■ Instructions for the task
Retyping should cover only the lines from the one containing "Convert this document image to plain text." through the final line of the records, with pictures omitted.

** START Source data **

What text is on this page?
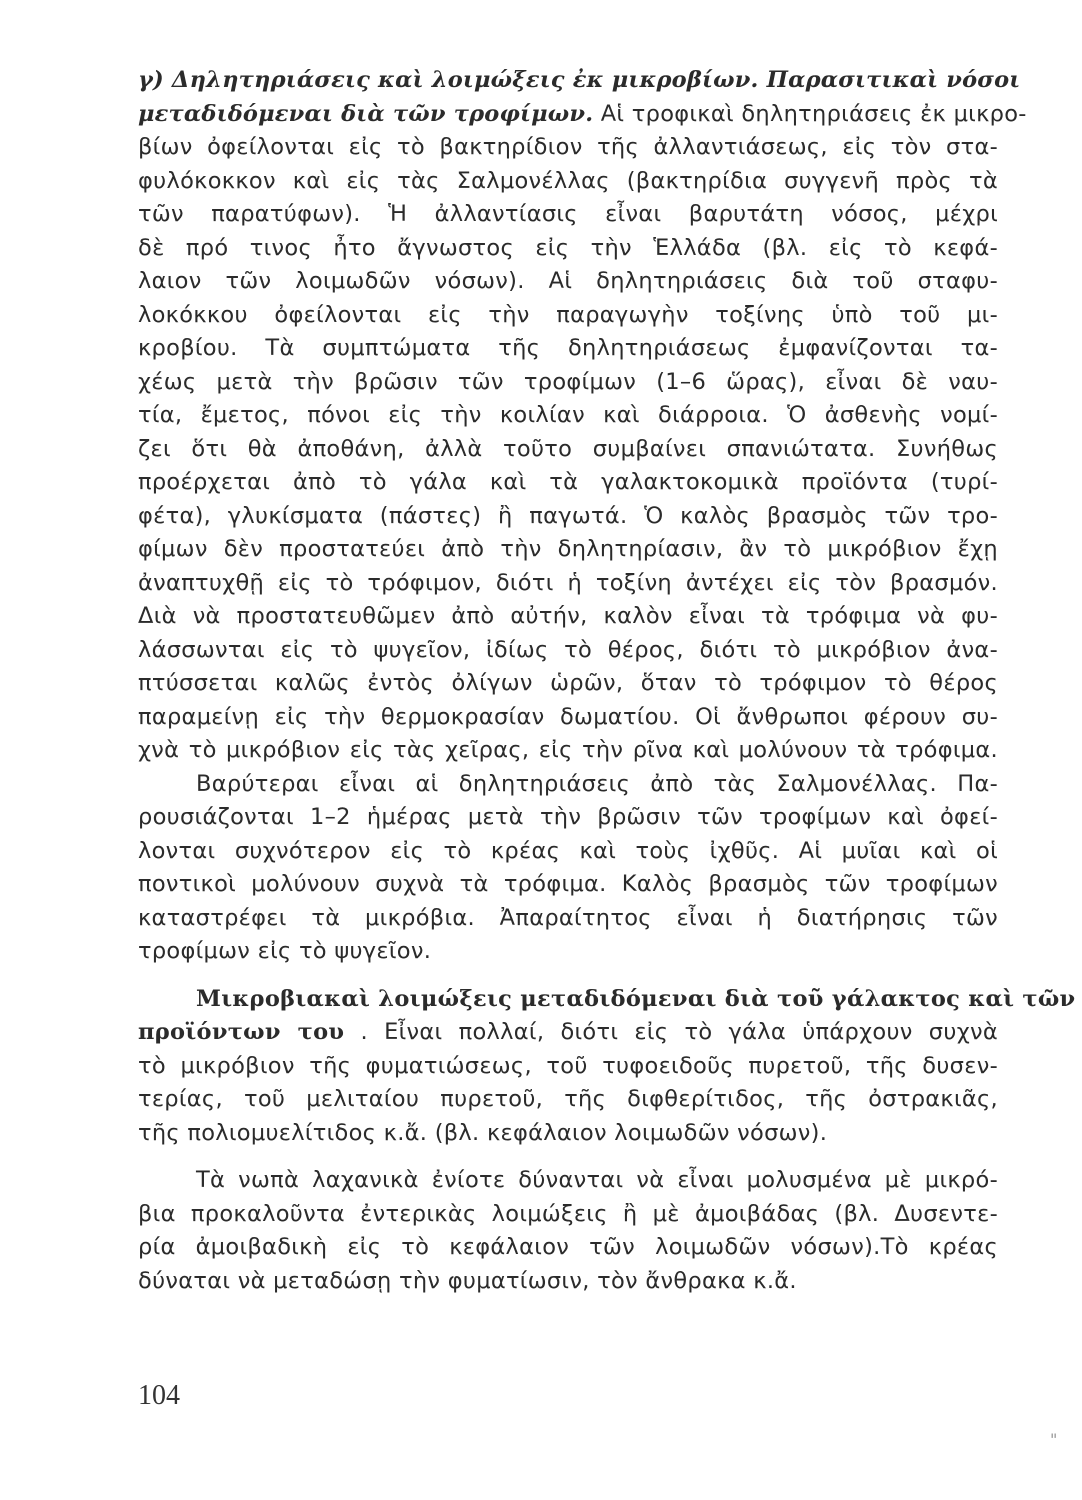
γ) Δηλητηριάσεις καὶ λοιμώξεις ἐκ μικροβίων. Παρασιτικαὶ νόσοι
μεταδιδόμεναι διὰ τῶν τροφίμων. Αἱ τροφικαὶ δηλητηριάσεις ἐκ μικρο-
βίων ὀφείλονται εἰς τὸ βακτηρίδιον τῆς ἀλλαντιάσεως, εἰς τὸν στα-
φυλόκοκκον καὶ εἰς τὰς Σαλμονέλλας (βακτηρίδια συγγενῆ πρὸς τὰ
τῶν παρατύφων). Ἡ ἀλλαντίασις εἶναι βαρυτάτη νόσος, μέχρι
δὲ πρό τινος ἦτο ἄγνωστος εἰς τὴν Ἑλλάδα (βλ. εἰς τὸ κεφά-
λαιον τῶν λοιμωδῶν νόσων). Αἱ δηλητηριάσεις διὰ τοῦ σταφυ-
λοκόκκου ὀφείλονται εἰς τὴν παραγωγὴν τοξίνης ὑπὸ τοῦ μι-
κροβίου. Τὰ συμπτώματα τῆς δηλητηριάσεως ἐμφανίζονται τα-
χέως μετὰ τὴν βρῶσιν τῶν τροφίμων (1–6 ὥρας), εἶναι δὲ ναυ-
τία, ἔμετος, πόνοι εἰς τὴν κοιλίαν καὶ διάρροια. Ὁ ἀσθενὴς νομί-
ζει ὅτι θὰ ἀποθάνη, ἀλλὰ τοῦτο συμβαίνει σπανιώτατα. Συνήθως
προέρχεται ἀπὸ τὸ γάλα καὶ τὰ γαλακτοκομικὰ προϊόντα (τυρί-
φέτα), γλυκίσματα (πάστες) ἢ παγωτά. Ὁ καλὸς βρασμὸς τῶν τρο-
φίμων δὲν προστατεύει ἀπὸ τὴν δηλητηρίασιν, ἂν τὸ μικρόβιον ἔχῃ
ἀναπτυχθῇ εἰς τὸ τρόφιμον, διότι ἡ τοξίνη ἀντέχει εἰς τὸν βρασμόν.
Διὰ νὰ προστατευθῶμεν ἀπὸ αὐτήν, καλὸν εἶναι τὰ τρόφιμα νὰ φυ-
λάσσωνται εἰς τὸ ψυγεῖον, ἰδίως τὸ θέρος, διότι τὸ μικρόβιον ἀνα-
πτύσσεται καλῶς ἐντὸς ὀλίγων ὡρῶν, ὅταν τὸ τρόφιμον τὸ θέρος
παραμείνῃ εἰς τὴν θερμοκρασίαν δωματίου. Οἱ ἄνθρωποι φέρουν συ-
χνὰ τὸ μικρόβιον εἰς τὰς χεῖρας, εἰς τὴν ρῖνα καὶ μολύνουν τὰ τρόφιμα.
Βαρύτεραι εἶναι αἱ δηλητηριάσεις ἀπὸ τὰς Σαλμονέλλας. Πα-
ρουσιάζονται 1–2 ἡμέρας μετὰ τὴν βρῶσιν τῶν τροφίμων καὶ ὀφεί-
λονται συχνότερον εἰς τὸ κρέας καὶ τοὺς ἰχθῦς. Αἱ μυῖαι καὶ οἱ
ποντικοὶ μολύνουν συχνὰ τὰ τρόφιμα. Καλὸς βρασμὸς τῶν τροφίμων
καταστρέφει τὰ μικρόβια. Ἀπαραίτητος εἶναι ἡ διατήρησις τῶν
τροφίμων εἰς τὸ ψυγεῖον.
Μικροβιακαὶ λοιμώξεις μεταδιδόμεναι διὰ τοῦ γάλακτος καὶ τῶν
προϊόντων του . Εἶναι πολλαί, διότι εἰς τὸ γάλα ὑπάρχουν συχνὰ
τὸ μικρόβιον τῆς φυματιώσεως, τοῦ τυφοειδοῦς πυρετοῦ, τῆς δυσεν-
τερίας, τοῦ μελιταίου πυρετοῦ, τῆς διφθερίτιδος, τῆς ὀστρακιᾶς,
τῆς πολιομυελίτιδος κ.ἄ. (βλ. κεφάλαιον λοιμωδῶν νόσων).
Τὰ νωπὰ λαχανικὰ ἐνίοτε δύνανται νὰ εἶναι μολυσμένα μὲ μικρό-
βια προκαλοῦντα ἐντερικὰς λοιμώξεις ἢ μὲ ἀμοιβάδας (βλ. Δυσεντε-
ρία ἀμοιβαδικὴ εἰς τὸ κεφάλαιον τῶν λοιμωδῶν νόσων).Τὸ κρέας
δύναται νὰ μεταδώσῃ τὴν φυματίωσιν, τὸν ἄνθρακα κ.ἄ.
104
"
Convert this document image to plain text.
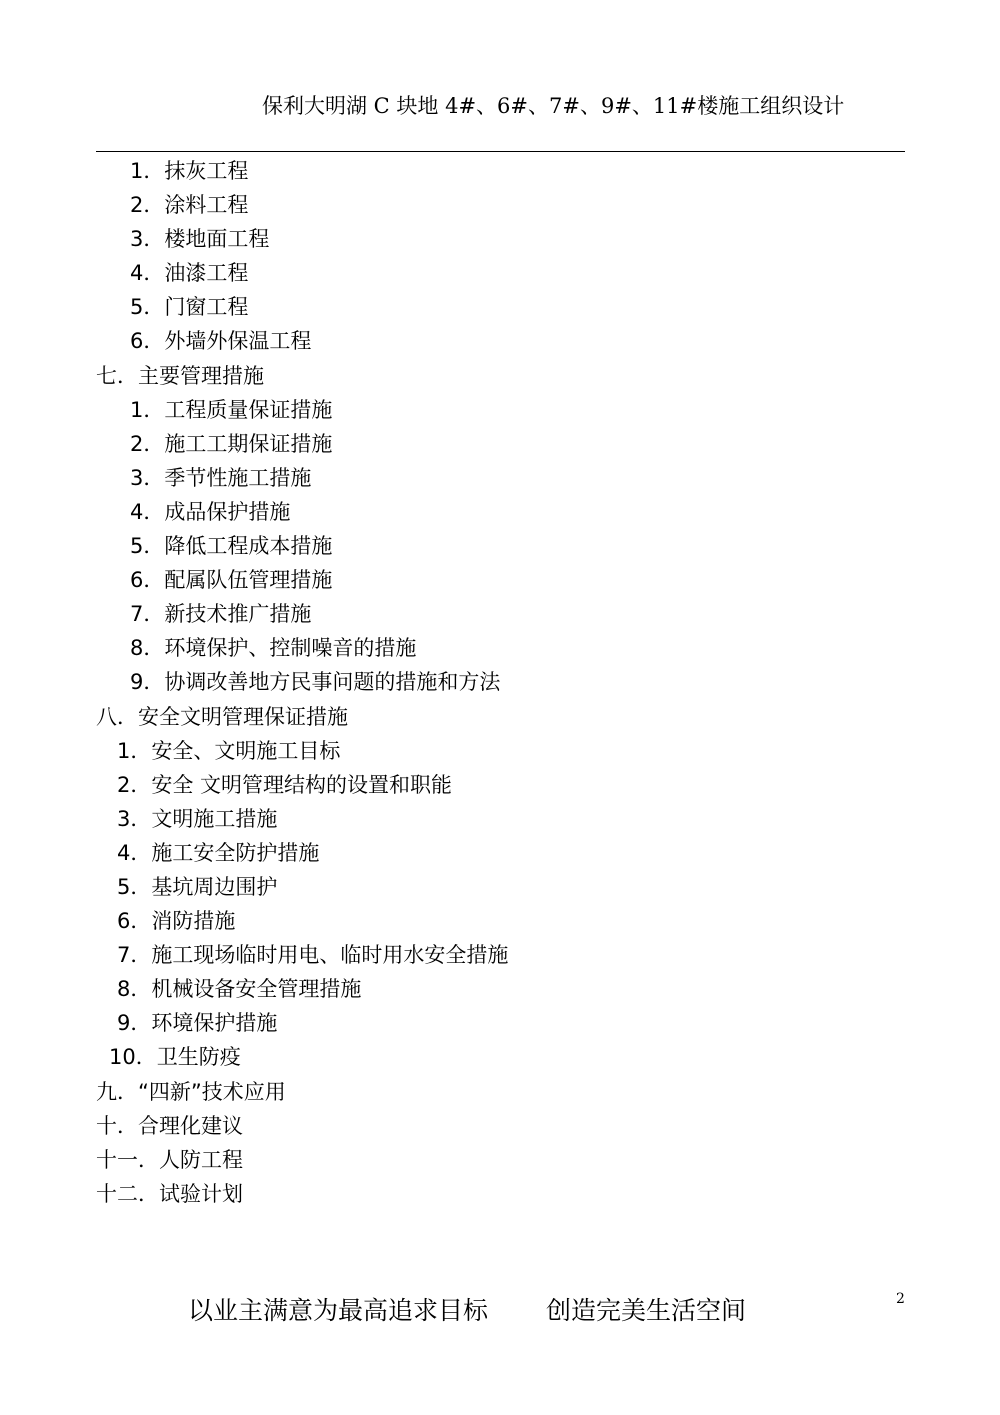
保利大明湖 C 块地 4#、6#、7#、9#、11#楼施工组织设计
1．抹灰工程
2．涂料工程
3．楼地面工程
4．油漆工程
5．门窗工程
6．外墙外保温工程
七．主要管理措施
1．工程质量保证措施
2．施工工期保证措施
3．季节性施工措施
4．成品保护措施
5．降低工程成本措施
6．配属队伍管理措施
7．新技术推广措施
8．环境保护、控制噪音的措施
9．协调改善地方民事问题的措施和方法
八．安全文明管理保证措施
1．安全、文明施工目标
2．安全 文明管理结构的设置和职能
3．文明施工措施
4．施工安全防护措施
5．基坑周边围护
6．消防措施
7．施工现场临时用电、临时用水安全措施
8．机械设备安全管理措施
9．环境保护措施
10．卫生防疫
九．“四新”技术应用
十．合理化建议
十一．人防工程
十二．试验计划
以业主满意为最高追求目标 创造完美生活空间	2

** END Source data **

■ Exercise response
Convert this document image to plain text.
保利大明湖 C 块地 4#、6#、7#、9#、11#楼施工组织设计
1．抹灰工程
2．涂料工程
3．楼地面工程
4．油漆工程
5．门窗工程
6．外墙外保温工程
七．主要管理措施
1．工程质量保证措施
2．施工工期保证措施
3．季节性施工措施
4．成品保护措施
5．降低工程成本措施
6．配属队伍管理措施
7．新技术推广措施
8．环境保护、控制噪音的措施
9．协调改善地方民事问题的措施和方法
八．安全文明管理保证措施
1．安全、文明施工目标
2．安全 文明管理结构的设置和职能
3．文明施工措施
4．施工安全防护措施
5．基坑周边围护
6．消防措施
7．施工现场临时用电、临时用水安全措施
8．机械设备安全管理措施
9．环境保护措施
10．卫生防疫
九．“四新”技术应用
十．合理化建议
十一．人防工程
十二．试验计划
以业主满意为最高追求目标 创造完美生活空间	2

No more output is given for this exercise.